What is being asked> Give a count of the lines below that have the string "content" in them, with no other words.

Material provided>

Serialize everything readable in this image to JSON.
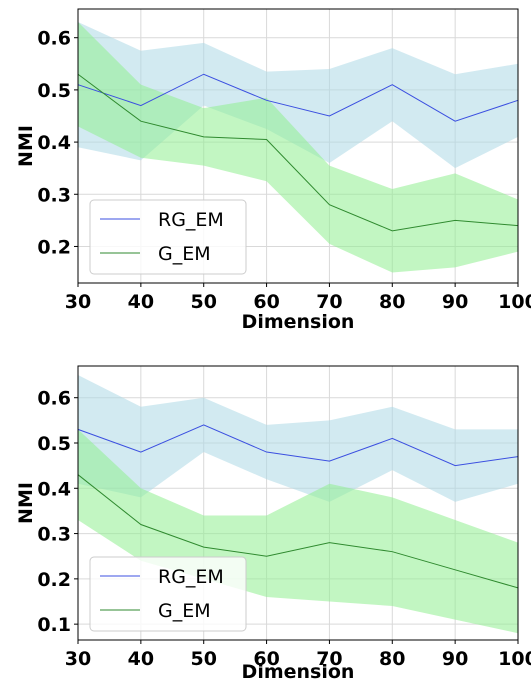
{
  "chart_data": [
    {
      "type": "line",
      "xlabel": "Dimension",
      "ylabel": "NMI",
      "x": [
        30,
        40,
        50,
        60,
        70,
        80,
        90,
        100
      ],
      "xlim": [
        30,
        100
      ],
      "ylim": [
        0.13,
        0.655
      ],
      "yticks": [
        0.2,
        0.3,
        0.4,
        0.5,
        0.6
      ],
      "ytick_labels": [
        "0.2",
        "0.3",
        "0.4",
        "0.5",
        "0.6"
      ],
      "xtick_labels": [
        "30",
        "40",
        "50",
        "60",
        "70",
        "80",
        "90",
        "100"
      ],
      "grid": true,
      "legend_position": "lower-left",
      "series": [
        {
          "name": "RG_EM",
          "line_color": "#3b4fe0",
          "band_color": "#add8e6",
          "values": [
            0.51,
            0.47,
            0.53,
            0.48,
            0.45,
            0.51,
            0.44,
            0.48
          ],
          "upper": [
            0.63,
            0.575,
            0.59,
            0.535,
            0.54,
            0.58,
            0.53,
            0.55
          ],
          "lower": [
            0.39,
            0.365,
            0.47,
            0.425,
            0.36,
            0.44,
            0.35,
            0.41
          ]
        },
        {
          "name": "G_EM",
          "line_color": "#2f8a2f",
          "band_color": "#90ee90",
          "values": [
            0.53,
            0.44,
            0.41,
            0.405,
            0.28,
            0.23,
            0.25,
            0.24
          ],
          "upper": [
            0.63,
            0.51,
            0.465,
            0.485,
            0.355,
            0.31,
            0.34,
            0.29
          ],
          "lower": [
            0.43,
            0.37,
            0.355,
            0.325,
            0.205,
            0.15,
            0.16,
            0.19
          ]
        }
      ]
    },
    {
      "type": "line",
      "xlabel": "Dimension",
      "ylabel": "NMI",
      "x": [
        30,
        40,
        50,
        60,
        70,
        80,
        90,
        100
      ],
      "xlim": [
        30,
        100
      ],
      "ylim": [
        0.065,
        0.67
      ],
      "yticks": [
        0.1,
        0.2,
        0.3,
        0.4,
        0.5,
        0.6
      ],
      "ytick_labels": [
        "0.1",
        "0.2",
        "0.3",
        "0.4",
        "0.5",
        "0.6"
      ],
      "xtick_labels": [
        "30",
        "40",
        "50",
        "60",
        "70",
        "80",
        "90",
        "100"
      ],
      "grid": true,
      "legend_position": "lower-left",
      "series": [
        {
          "name": "RG_EM",
          "line_color": "#3b4fe0",
          "band_color": "#add8e6",
          "values": [
            0.53,
            0.48,
            0.54,
            0.48,
            0.46,
            0.51,
            0.45,
            0.47
          ],
          "upper": [
            0.65,
            0.58,
            0.6,
            0.54,
            0.55,
            0.58,
            0.53,
            0.53
          ],
          "lower": [
            0.41,
            0.38,
            0.48,
            0.42,
            0.37,
            0.44,
            0.37,
            0.41
          ]
        },
        {
          "name": "G_EM",
          "line_color": "#2f8a2f",
          "band_color": "#90ee90",
          "values": [
            0.43,
            0.32,
            0.27,
            0.25,
            0.28,
            0.26,
            0.22,
            0.18
          ],
          "upper": [
            0.53,
            0.4,
            0.34,
            0.34,
            0.41,
            0.38,
            0.33,
            0.28
          ],
          "lower": [
            0.33,
            0.24,
            0.2,
            0.16,
            0.15,
            0.14,
            0.11,
            0.08
          ]
        }
      ]
    }
  ]
}
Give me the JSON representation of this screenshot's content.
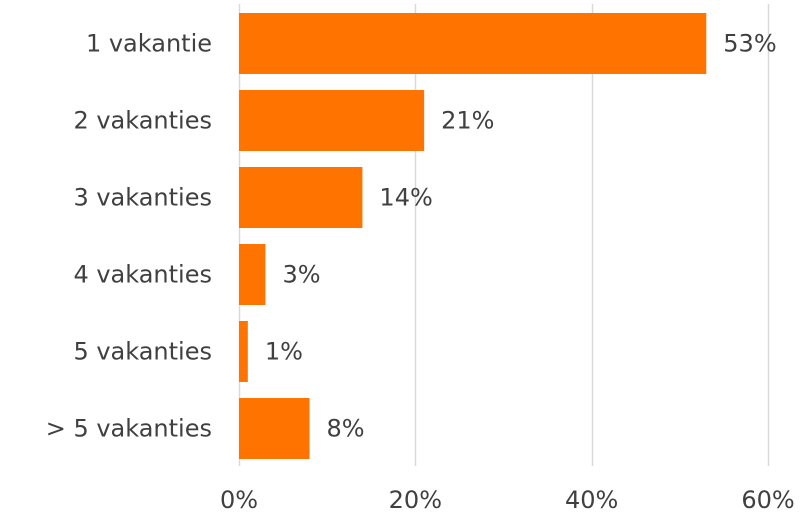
{
  "chart_data": {
    "type": "bar",
    "orientation": "horizontal",
    "categories": [
      "1 vakantie",
      "2 vakanties",
      "3 vakanties",
      "4 vakanties",
      "5 vakanties",
      "> 5 vakanties"
    ],
    "values": [
      53,
      21,
      14,
      3,
      1,
      8
    ],
    "value_labels": [
      "53%",
      "21%",
      "14%",
      "3%",
      "1%",
      "8%"
    ],
    "xlim": [
      0,
      60
    ],
    "xticks": [
      0,
      20,
      40,
      60
    ],
    "xtick_labels": [
      "0%",
      "20%",
      "40%",
      "60%"
    ],
    "grid": "vertical",
    "legend": "none",
    "bar_color": "#FF7300",
    "grid_color": "#D9D9D9",
    "text_color": "#404040"
  }
}
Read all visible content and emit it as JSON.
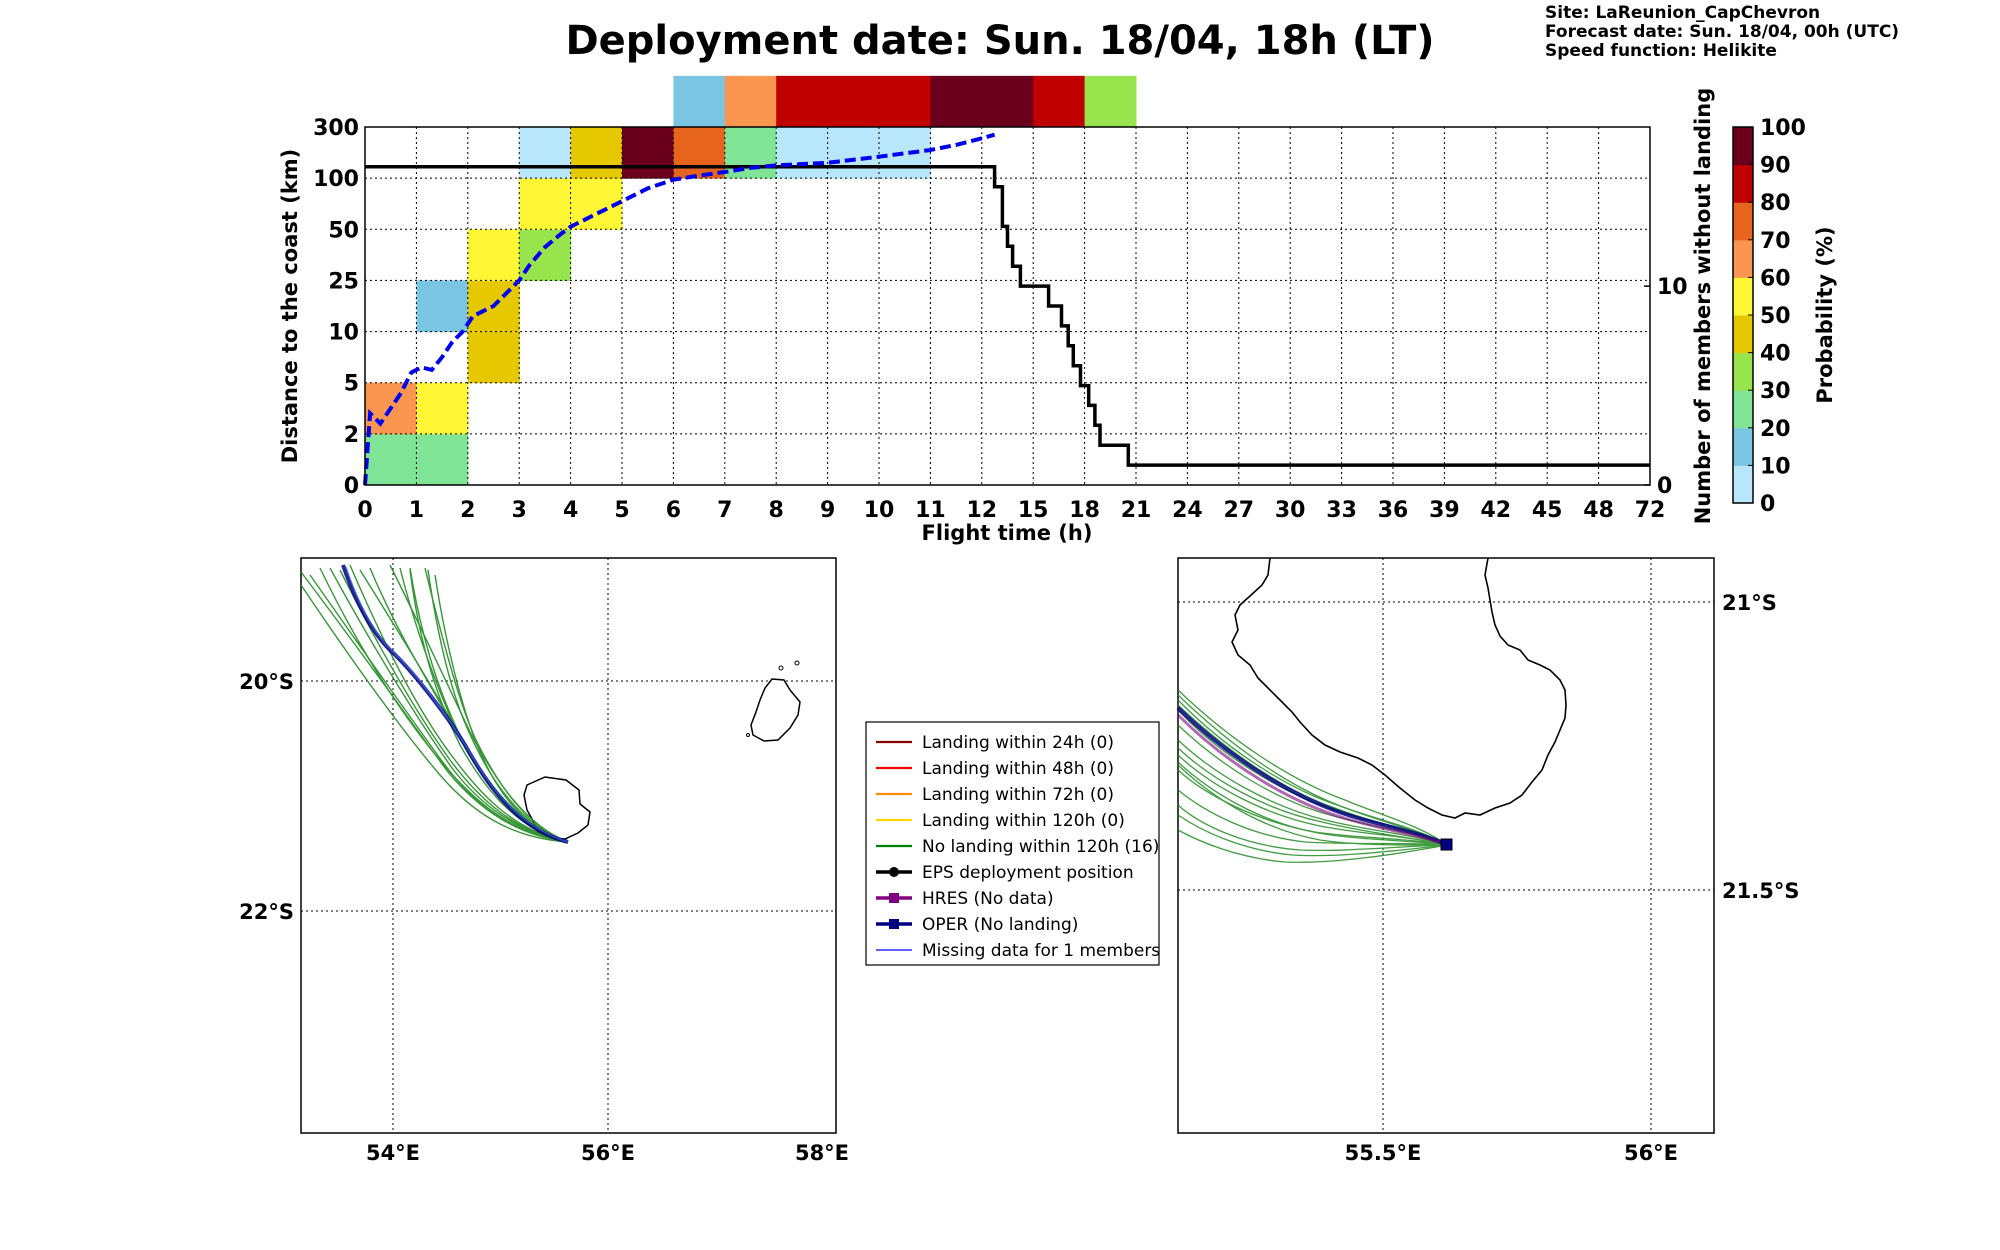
{
  "title": "Deployment date: Sun. 18/04, 18h (LT)",
  "info": {
    "site": "Site: LaReunion_CapChevron",
    "forecast": "Forecast date: Sun. 18/04, 00h (UTC)",
    "speed": "Speed function: Helikite"
  },
  "colors": {
    "prob_bins": [
      "#b8e6fb",
      "#7ac6e2",
      "#80e496",
      "#98e44c",
      "#e6c800",
      "#fff636",
      "#fa9650",
      "#e6641e",
      "#c00000",
      "#6a001c"
    ]
  },
  "chart_data": [
    {
      "type": "heatmap",
      "xlabel": "Flight time (h)",
      "ylabel": "Distance to the coast (km)",
      "y2label": "Number of members without landing",
      "x_tick_labels": [
        "0",
        "1",
        "2",
        "3",
        "4",
        "5",
        "6",
        "7",
        "8",
        "9",
        "10",
        "11",
        "12",
        "15",
        "18",
        "21",
        "24",
        "27",
        "30",
        "33",
        "36",
        "39",
        "42",
        "45",
        "48",
        "72"
      ],
      "y_tick_labels": [
        "0",
        "2",
        "5",
        "10",
        "25",
        "50",
        "100",
        "300"
      ],
      "y2_ticks": [
        0,
        10
      ],
      "y2_range": [
        0,
        18
      ],
      "grid": true,
      "colorbar": {
        "label": "Probability (%)",
        "tick_labels": [
          "0",
          "10",
          "20",
          "30",
          "40",
          "50",
          "60",
          "70",
          "80",
          "90",
          "100"
        ]
      },
      "cells": [
        {
          "x": 0,
          "y": 0,
          "prob": 20
        },
        {
          "x": 1,
          "y": 0,
          "prob": 20
        },
        {
          "x": 0,
          "y": 1,
          "prob": 60
        },
        {
          "x": 1,
          "y": 1,
          "prob": 50
        },
        {
          "x": 1,
          "y": 3,
          "prob": 10
        },
        {
          "x": 2,
          "y": 2,
          "prob": 40
        },
        {
          "x": 2,
          "y": 3,
          "prob": 40
        },
        {
          "x": 2,
          "y": 4,
          "prob": 50
        },
        {
          "x": 3,
          "y": 4,
          "prob": 30
        },
        {
          "x": 3,
          "y": 5,
          "prob": 50
        },
        {
          "x": 4,
          "y": 5,
          "prob": 50
        },
        {
          "x": 3,
          "y": 6,
          "prob": 0
        },
        {
          "x": 4,
          "y": 6,
          "prob": 40
        },
        {
          "x": 5,
          "y": 6,
          "prob": 90
        },
        {
          "x": 6,
          "y": 6,
          "prob": 70
        },
        {
          "x": 7,
          "y": 6,
          "prob": 20
        },
        {
          "x": 8,
          "y": 6,
          "prob": 0
        },
        {
          "x": 9,
          "y": 6,
          "prob": 0
        },
        {
          "x": 10,
          "y": 6,
          "prob": 0
        },
        {
          "x": 6,
          "y": 7,
          "prob": 10
        },
        {
          "x": 7,
          "y": 7,
          "prob": 60
        },
        {
          "x": 8,
          "y": 7,
          "prob": 80
        },
        {
          "x": 9,
          "y": 7,
          "prob": 80
        },
        {
          "x": 10,
          "y": 7,
          "prob": 80
        },
        {
          "x": 11,
          "y": 7,
          "prob": 90
        },
        {
          "x": 12,
          "y": 7,
          "prob": 90
        },
        {
          "x": 13,
          "y": 7,
          "prob": 80
        },
        {
          "x": 14,
          "y": 7,
          "prob": 30
        }
      ],
      "mean_distance_line": [
        [
          0,
          0
        ],
        [
          0.1,
          1.4
        ],
        [
          0.3,
          1.2
        ],
        [
          0.5,
          1.5
        ],
        [
          0.7,
          1.8
        ],
        [
          0.9,
          2.2
        ],
        [
          1.1,
          2.3
        ],
        [
          1.3,
          2.25
        ],
        [
          1.5,
          2.5
        ],
        [
          1.7,
          2.8
        ],
        [
          1.9,
          3.0
        ],
        [
          2.1,
          3.3
        ],
        [
          2.3,
          3.4
        ],
        [
          2.5,
          3.5
        ],
        [
          2.8,
          3.8
        ],
        [
          3.0,
          4.0
        ],
        [
          3.2,
          4.3
        ],
        [
          3.5,
          4.65
        ],
        [
          3.8,
          4.9
        ],
        [
          4.0,
          5.05
        ],
        [
          4.5,
          5.3
        ],
        [
          5.0,
          5.55
        ],
        [
          5.5,
          5.8
        ],
        [
          6.0,
          5.97
        ],
        [
          6.5,
          6.05
        ],
        [
          7.0,
          6.12
        ],
        [
          7.5,
          6.2
        ],
        [
          8.0,
          6.25
        ],
        [
          9.0,
          6.3
        ],
        [
          10.0,
          6.42
        ],
        [
          11.0,
          6.55
        ],
        [
          11.5,
          6.65
        ],
        [
          12.0,
          6.78
        ],
        [
          12.25,
          6.85
        ]
      ],
      "members_without_landing": [
        [
          0,
          16
        ],
        [
          12.25,
          16
        ],
        [
          12.25,
          15
        ],
        [
          12.4,
          15
        ],
        [
          12.4,
          13
        ],
        [
          12.5,
          13
        ],
        [
          12.5,
          12
        ],
        [
          12.6,
          12
        ],
        [
          12.6,
          11
        ],
        [
          12.75,
          11
        ],
        [
          12.75,
          10
        ],
        [
          13.3,
          10
        ],
        [
          13.3,
          9
        ],
        [
          13.55,
          9
        ],
        [
          13.55,
          8
        ],
        [
          13.68,
          8
        ],
        [
          13.68,
          7
        ],
        [
          13.78,
          7
        ],
        [
          13.78,
          6
        ],
        [
          13.92,
          6
        ],
        [
          13.92,
          5
        ],
        [
          14.08,
          5
        ],
        [
          14.08,
          4
        ],
        [
          14.2,
          4
        ],
        [
          14.2,
          3
        ],
        [
          14.3,
          3
        ],
        [
          14.3,
          2
        ],
        [
          14.85,
          2
        ],
        [
          14.85,
          1
        ],
        [
          25,
          1
        ]
      ]
    },
    {
      "type": "map",
      "lon_ticks": [
        "54°E",
        "56°E",
        "58°E"
      ],
      "lat_ticks": [
        "20°S",
        "22°S"
      ],
      "lon_range": [
        53.1,
        58.1
      ],
      "lat_range": [
        -23.95,
        -18.95
      ]
    },
    {
      "type": "map",
      "lon_ticks": [
        "55.5°E",
        "56°E"
      ],
      "lat_ticks": [
        "21°S",
        "21.5°S"
      ],
      "lon_range": [
        55.1,
        56.12
      ],
      "lat_range": [
        -21.92,
        -20.92
      ]
    }
  ],
  "legend": {
    "items": [
      {
        "label": "Landing within 24h (0)",
        "color": "#8b0000",
        "marker": "line"
      },
      {
        "label": "Landing within 48h (0)",
        "color": "#ff0000",
        "marker": "line"
      },
      {
        "label": "Landing within 72h (0)",
        "color": "#ff8c00",
        "marker": "line"
      },
      {
        "label": "Landing within 120h (0)",
        "color": "#ffd700",
        "marker": "line"
      },
      {
        "label": "No landing within 120h (16)",
        "color": "#008000",
        "marker": "line"
      },
      {
        "label": "EPS deployment position",
        "color": "#000000",
        "marker": "circle"
      },
      {
        "label": "HRES (No data)",
        "color": "#800080",
        "marker": "square"
      },
      {
        "label": "OPER (No landing)",
        "color": "#000080",
        "marker": "square"
      },
      {
        "label": "Missing data for 1 members",
        "color": "#0000ff",
        "marker": "thin"
      }
    ]
  }
}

Answer to the problem> 2